* [PROVIDED MATERIAL]

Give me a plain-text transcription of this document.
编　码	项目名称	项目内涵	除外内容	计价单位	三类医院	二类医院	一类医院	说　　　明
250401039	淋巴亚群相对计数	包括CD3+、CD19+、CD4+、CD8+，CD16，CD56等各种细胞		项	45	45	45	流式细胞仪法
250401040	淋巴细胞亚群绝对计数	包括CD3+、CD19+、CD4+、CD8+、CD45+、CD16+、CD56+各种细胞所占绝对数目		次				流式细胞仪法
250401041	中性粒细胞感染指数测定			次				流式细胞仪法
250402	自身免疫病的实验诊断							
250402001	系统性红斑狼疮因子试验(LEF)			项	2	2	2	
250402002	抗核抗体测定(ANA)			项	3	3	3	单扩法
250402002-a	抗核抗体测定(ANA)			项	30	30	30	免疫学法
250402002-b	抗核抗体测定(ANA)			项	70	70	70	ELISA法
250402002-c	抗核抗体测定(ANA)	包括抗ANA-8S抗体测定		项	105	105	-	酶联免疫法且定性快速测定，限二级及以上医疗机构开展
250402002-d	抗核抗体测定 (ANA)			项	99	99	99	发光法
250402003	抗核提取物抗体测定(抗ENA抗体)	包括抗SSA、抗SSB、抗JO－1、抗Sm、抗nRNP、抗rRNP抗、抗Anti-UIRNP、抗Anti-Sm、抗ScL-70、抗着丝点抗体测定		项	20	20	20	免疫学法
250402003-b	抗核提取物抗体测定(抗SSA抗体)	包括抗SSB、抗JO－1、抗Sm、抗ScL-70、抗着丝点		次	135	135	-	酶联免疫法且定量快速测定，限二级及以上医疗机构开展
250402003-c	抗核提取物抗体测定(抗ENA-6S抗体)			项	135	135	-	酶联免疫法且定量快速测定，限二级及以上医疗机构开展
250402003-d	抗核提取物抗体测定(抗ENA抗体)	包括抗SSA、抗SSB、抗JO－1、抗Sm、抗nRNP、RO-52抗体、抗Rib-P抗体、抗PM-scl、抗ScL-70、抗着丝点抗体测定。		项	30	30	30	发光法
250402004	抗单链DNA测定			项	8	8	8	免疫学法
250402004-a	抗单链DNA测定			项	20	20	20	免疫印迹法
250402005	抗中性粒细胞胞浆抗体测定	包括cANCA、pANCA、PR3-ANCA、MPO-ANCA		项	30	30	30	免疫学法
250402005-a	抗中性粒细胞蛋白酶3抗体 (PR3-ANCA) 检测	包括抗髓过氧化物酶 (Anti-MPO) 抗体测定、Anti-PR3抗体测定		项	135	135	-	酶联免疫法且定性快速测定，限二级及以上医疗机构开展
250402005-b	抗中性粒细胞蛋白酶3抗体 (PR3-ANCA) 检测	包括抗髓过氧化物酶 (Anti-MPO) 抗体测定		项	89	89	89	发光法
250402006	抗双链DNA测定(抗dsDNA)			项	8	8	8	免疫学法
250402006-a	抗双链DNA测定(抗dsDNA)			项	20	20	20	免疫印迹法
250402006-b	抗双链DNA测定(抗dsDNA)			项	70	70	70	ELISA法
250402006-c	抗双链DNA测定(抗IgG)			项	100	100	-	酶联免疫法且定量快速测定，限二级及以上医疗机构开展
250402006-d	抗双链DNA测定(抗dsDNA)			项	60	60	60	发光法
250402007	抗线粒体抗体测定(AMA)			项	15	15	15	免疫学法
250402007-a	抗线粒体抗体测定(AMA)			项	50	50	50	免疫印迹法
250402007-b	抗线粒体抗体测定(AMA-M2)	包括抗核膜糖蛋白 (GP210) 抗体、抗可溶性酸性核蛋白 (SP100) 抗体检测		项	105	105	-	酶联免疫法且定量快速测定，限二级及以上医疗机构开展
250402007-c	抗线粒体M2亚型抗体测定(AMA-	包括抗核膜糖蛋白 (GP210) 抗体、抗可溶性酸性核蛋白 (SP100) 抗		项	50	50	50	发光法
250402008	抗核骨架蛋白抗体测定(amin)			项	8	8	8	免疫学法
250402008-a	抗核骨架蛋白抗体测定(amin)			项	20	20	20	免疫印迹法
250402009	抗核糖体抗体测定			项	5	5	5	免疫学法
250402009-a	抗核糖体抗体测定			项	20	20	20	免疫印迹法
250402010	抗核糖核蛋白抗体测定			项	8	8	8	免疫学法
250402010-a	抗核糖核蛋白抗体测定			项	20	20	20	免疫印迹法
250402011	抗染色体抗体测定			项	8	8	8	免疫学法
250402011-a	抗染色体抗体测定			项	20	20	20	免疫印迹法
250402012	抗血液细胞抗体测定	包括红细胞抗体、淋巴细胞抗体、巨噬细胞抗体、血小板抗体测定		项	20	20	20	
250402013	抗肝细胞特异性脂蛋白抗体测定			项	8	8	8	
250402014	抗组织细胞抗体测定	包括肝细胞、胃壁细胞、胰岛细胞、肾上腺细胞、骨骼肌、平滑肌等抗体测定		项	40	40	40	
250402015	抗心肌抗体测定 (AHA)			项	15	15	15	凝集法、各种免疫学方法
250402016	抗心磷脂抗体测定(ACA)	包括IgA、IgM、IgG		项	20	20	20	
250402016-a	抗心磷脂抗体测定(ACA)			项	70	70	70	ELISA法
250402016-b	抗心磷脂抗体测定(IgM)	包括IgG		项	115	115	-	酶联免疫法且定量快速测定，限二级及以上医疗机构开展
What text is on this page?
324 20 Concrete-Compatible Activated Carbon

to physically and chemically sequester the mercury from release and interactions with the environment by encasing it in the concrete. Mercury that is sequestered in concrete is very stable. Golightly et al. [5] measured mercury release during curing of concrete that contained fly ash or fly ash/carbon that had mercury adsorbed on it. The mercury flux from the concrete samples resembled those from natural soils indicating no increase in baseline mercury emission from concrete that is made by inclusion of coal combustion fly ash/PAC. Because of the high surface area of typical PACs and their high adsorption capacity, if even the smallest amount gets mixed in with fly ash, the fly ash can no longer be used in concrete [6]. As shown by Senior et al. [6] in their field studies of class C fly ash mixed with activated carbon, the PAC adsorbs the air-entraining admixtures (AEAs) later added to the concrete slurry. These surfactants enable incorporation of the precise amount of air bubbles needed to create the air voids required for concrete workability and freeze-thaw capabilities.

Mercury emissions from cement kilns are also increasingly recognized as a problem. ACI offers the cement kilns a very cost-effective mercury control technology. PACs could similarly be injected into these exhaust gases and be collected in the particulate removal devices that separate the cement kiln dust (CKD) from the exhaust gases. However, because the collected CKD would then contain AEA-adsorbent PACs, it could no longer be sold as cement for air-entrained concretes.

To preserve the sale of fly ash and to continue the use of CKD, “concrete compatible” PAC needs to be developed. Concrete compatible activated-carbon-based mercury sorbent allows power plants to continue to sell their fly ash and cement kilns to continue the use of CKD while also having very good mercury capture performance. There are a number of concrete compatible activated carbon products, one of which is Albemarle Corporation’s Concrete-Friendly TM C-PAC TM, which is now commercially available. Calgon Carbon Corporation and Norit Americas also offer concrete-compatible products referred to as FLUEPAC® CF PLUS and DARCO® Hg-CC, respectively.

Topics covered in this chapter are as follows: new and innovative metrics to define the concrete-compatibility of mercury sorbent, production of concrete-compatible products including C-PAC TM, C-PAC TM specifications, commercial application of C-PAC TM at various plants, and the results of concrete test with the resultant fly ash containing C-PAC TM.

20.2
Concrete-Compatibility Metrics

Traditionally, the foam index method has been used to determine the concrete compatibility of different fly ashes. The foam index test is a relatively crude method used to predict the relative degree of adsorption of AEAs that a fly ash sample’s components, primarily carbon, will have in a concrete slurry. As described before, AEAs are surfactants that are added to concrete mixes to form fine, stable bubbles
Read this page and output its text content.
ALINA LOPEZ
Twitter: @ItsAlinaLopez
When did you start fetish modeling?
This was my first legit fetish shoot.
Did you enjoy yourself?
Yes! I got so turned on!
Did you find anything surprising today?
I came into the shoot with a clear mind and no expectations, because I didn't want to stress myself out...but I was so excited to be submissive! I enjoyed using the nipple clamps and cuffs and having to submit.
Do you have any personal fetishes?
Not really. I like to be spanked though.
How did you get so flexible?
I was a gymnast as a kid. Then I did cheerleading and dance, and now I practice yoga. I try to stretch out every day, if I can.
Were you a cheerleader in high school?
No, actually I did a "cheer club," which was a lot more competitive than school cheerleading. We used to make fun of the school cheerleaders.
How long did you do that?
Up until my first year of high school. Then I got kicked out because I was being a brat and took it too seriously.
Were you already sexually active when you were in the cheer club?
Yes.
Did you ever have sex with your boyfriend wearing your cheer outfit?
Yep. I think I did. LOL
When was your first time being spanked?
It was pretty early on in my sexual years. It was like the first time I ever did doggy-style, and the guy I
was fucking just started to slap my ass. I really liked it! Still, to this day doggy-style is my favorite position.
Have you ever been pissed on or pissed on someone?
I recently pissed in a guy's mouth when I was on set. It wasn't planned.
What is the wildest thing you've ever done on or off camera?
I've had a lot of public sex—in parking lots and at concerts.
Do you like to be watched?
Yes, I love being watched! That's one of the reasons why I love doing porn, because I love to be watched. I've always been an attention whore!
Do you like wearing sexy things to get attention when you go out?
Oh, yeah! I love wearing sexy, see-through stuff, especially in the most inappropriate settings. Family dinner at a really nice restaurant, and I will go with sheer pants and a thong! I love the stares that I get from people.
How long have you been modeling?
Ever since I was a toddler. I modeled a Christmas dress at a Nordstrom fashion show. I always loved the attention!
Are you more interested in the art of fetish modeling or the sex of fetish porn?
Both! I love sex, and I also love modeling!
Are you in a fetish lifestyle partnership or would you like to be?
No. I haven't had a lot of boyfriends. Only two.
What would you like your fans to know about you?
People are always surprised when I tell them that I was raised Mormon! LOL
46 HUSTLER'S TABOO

* [WRITTEN EXERCISE] Show each line of the listing that holds the string "which".

* [ANSWER TO THE TASK]
To preserve the sale of fly ash and to continue the use of CKD, “concrete compatible” PAC needs to be developed. Concrete compatible activated-carbon-based mercury sorbent allows power plants to continue to sell their fly ash and cement kilns to continue the use of CKD while also having very good mercury capture performance. There are a number of concrete compatible activated carbon products, one of which is Albemarle Corporation’s Concrete-Friendly TM C-PAC TM, which is now commercially available. Calgon Carbon Corporation and Norit Americas also offer concrete-compatible products referred to as FLUEPAC® CF PLUS and DARCO® Hg-CC, respectively.
No, actually I did a "cheer club," which was a lot more competitive than school cheerleading. We used to make fun of the school cheerleaders.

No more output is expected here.